DOCUMENT TEXT
· · ·

However the compelling fitness of theme and event and the apt but unexpected imagery (the opening sentences compare the...

At a time when death has become an acceptable, even voguish subject in children's fiction, Natalie Babbitt comes through with a stylistic gem about living forever. 

Protected Winnie, the ten-year-old heroine, is not immortal, but when she comes upon young Jesse Tuck drinking from a secret spring in her parents' woods, she finds herself involved with a family who, having innocently drunk the same water some 87 years earlier, haven't aged a moment since. Though the mood is delicate, there is no lack of action, with the Tucks (previously suspected of witchcraft) now pursued for kidnapping Winnie; Mae Tuck, the middle aged mother, striking and killing a stranger who is onto their secret and would sell the water; and Winnie taking Mae's place in prison so that the Tucks can get away before she is hanged from the neck until....? Though Babbitt makes the family a sad one, most of their reasons for discontent are circumstantial and there isn't a great deal of wisdom to be gleaned from their fate or Winnie's decision not to share it.

· · ·

ENTRIES SHOWN
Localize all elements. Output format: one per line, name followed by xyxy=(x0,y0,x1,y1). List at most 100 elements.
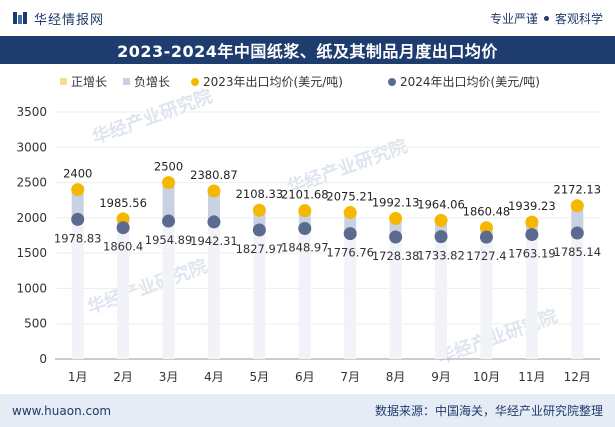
y-tick-label: 0 xyxy=(39,352,47,366)
point-2024 xyxy=(298,222,312,236)
x-tick-label: 12月 xyxy=(564,370,591,384)
grid xyxy=(55,111,600,360)
column-stem xyxy=(71,219,84,359)
brand: 华经情报网 xyxy=(12,9,104,28)
point-2024 xyxy=(570,226,584,240)
point-2024 xyxy=(479,230,493,244)
point-2023 xyxy=(207,184,221,198)
data-label-2024: 1728.38 xyxy=(372,249,420,263)
data-label-2024: 1727.4 xyxy=(466,249,506,263)
column-stem xyxy=(162,221,175,359)
data-label-2023: 2500 xyxy=(154,160,183,174)
footer: www.huaon.com 数据来源：中国海关，华经产业研究院整理 xyxy=(0,394,615,427)
legend-2023-icon xyxy=(191,78,199,86)
column-stem xyxy=(117,227,130,359)
column-stem xyxy=(207,221,220,359)
footer-website: www.huaon.com xyxy=(12,403,112,418)
data-label-2024: 1848.97 xyxy=(281,241,329,255)
legend-2024-icon xyxy=(388,78,396,86)
data-points xyxy=(71,176,584,244)
point-2023 xyxy=(479,221,493,235)
data-label-2024: 1860.4 xyxy=(103,240,143,254)
y-axis: 0 500 1000 1500 2000 2500 3000 3500 xyxy=(16,105,47,366)
x-tick-label: 6月 xyxy=(295,370,315,384)
point-2023 xyxy=(343,206,357,220)
x-tick-label: 7月 xyxy=(340,370,360,384)
point-2024 xyxy=(207,215,221,229)
column-stem xyxy=(389,237,402,359)
x-tick-label: 11月 xyxy=(518,370,545,384)
data-label-2024: 1785.14 xyxy=(554,245,602,259)
data-label-2023: 1964.06 xyxy=(417,197,465,211)
change-bar xyxy=(207,190,220,222)
data-label-2023: 1992.13 xyxy=(372,195,420,209)
legend-positive-icon xyxy=(60,78,67,85)
data-label-2023: 1939.23 xyxy=(508,199,556,213)
point-2023 xyxy=(525,215,539,229)
data-label-2023: 2101.68 xyxy=(281,188,329,202)
point-2023 xyxy=(298,204,312,218)
y-tick-label: 3000 xyxy=(16,140,47,154)
data-label-2023: 2380.87 xyxy=(190,168,238,182)
point-2024 xyxy=(389,230,403,244)
brand-name: 华经情报网 xyxy=(34,12,105,28)
top-bar: 华经情报网 专业严谨 客观科学 xyxy=(0,0,615,36)
separator-dot-icon xyxy=(543,15,549,21)
point-2024 xyxy=(116,221,130,235)
column-stem xyxy=(525,234,538,359)
y-tick-label: 2500 xyxy=(16,176,47,190)
point-2023 xyxy=(252,203,266,217)
column-stem xyxy=(435,236,448,359)
x-tick-label: 4月 xyxy=(204,370,224,384)
data-label-2024: 1763.19 xyxy=(508,247,556,261)
column-stem xyxy=(253,229,266,359)
x-tick-label: 9月 xyxy=(431,370,451,384)
data-label-2024: 1776.76 xyxy=(326,246,374,260)
brand-logo-icon xyxy=(13,12,27,24)
point-2024 xyxy=(525,228,539,242)
watermark-text: 华经产业研究院 xyxy=(84,255,210,319)
data-label-2023: 2075.21 xyxy=(326,190,374,204)
x-tick-label: 5月 xyxy=(250,370,270,384)
data-label-2023: 2172.13 xyxy=(554,183,602,197)
chart: 正增长 负增长 2023年出口均价(美元/吨) 2024年出口均价(美元/吨) … xyxy=(16,75,601,384)
data-label-2024: 1978.83 xyxy=(54,231,102,245)
data-label-2024: 1733.82 xyxy=(417,249,465,263)
chart-title: 2023-2024年中国纸浆、纸及其制品月度出口均价 xyxy=(0,36,615,64)
x-tick-label: 3月 xyxy=(159,370,179,384)
y-tick-label: 3500 xyxy=(16,105,47,119)
y-tick-label: 500 xyxy=(24,317,47,331)
point-2023 xyxy=(570,199,584,213)
watermark-text: 华经产业研究院 xyxy=(89,85,215,149)
point-2024 xyxy=(252,223,266,237)
column-stem xyxy=(480,237,493,359)
x-tick-label: 10月 xyxy=(473,370,500,384)
y-tick-label: 2000 xyxy=(16,211,47,225)
slogan-right: 客观科学 xyxy=(554,11,603,26)
point-2024 xyxy=(71,212,85,226)
column-stem xyxy=(298,228,311,359)
x-tick-label: 1月 xyxy=(68,370,88,384)
x-tick-label: 8月 xyxy=(386,370,406,384)
change-bar xyxy=(71,189,84,220)
point-2024 xyxy=(162,214,176,228)
point-2023 xyxy=(434,213,448,227)
x-tick-label: 2月 xyxy=(113,370,133,384)
slogan-left: 专业严谨 xyxy=(489,11,538,26)
legend-negative-label: 负增长 xyxy=(134,75,170,89)
data-label-2024: 1942.31 xyxy=(190,234,238,248)
change-bar xyxy=(162,182,175,222)
column-stem xyxy=(571,233,584,359)
column-stem xyxy=(344,233,357,359)
point-2023 xyxy=(71,183,85,197)
data-label-2023: 2400 xyxy=(63,167,92,181)
point-2023 xyxy=(162,176,176,190)
data-label-2023: 2108.33 xyxy=(236,187,284,201)
legend-positive-label: 正增长 xyxy=(71,75,107,89)
data-label-2023: 1985.56 xyxy=(99,196,147,210)
x-axis: 1月 2月 3月 4月 5月 6月 7月 8月 9月 10月 11月 12月 xyxy=(68,370,591,384)
data-labels: 2400 1978.83 1985.56 1860.4 2500 1954.89 2380.… xyxy=(54,160,601,264)
change-bar xyxy=(571,205,584,234)
point-2024 xyxy=(434,230,448,244)
legend-negative-icon xyxy=(123,78,130,85)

· · ·

TASKS TO COMPLETE
A) List the events the review of Natalie Babbitt's book gives as evidence that there is "no lack of action."
B) Answer these from the review of Natalie Babbitt's book:
(i) How old is Winnie?
(ii) About how many years earlier did the Tuck family drink from the spring?
(iii) What were the Tucks previously suspected of?

ANSWERS BELOW
A)
- The Tucks are pursued for kidnapping Winnie.
- Mae Tuck strikes and kills a stranger who is onto their secret and would sell the water.
- Winnie takes Mae's place in prison so that the Tucks can get away.

B)
(i) Ten years old.
(ii) Some 87 years earlier.
(iii) Witchcraft.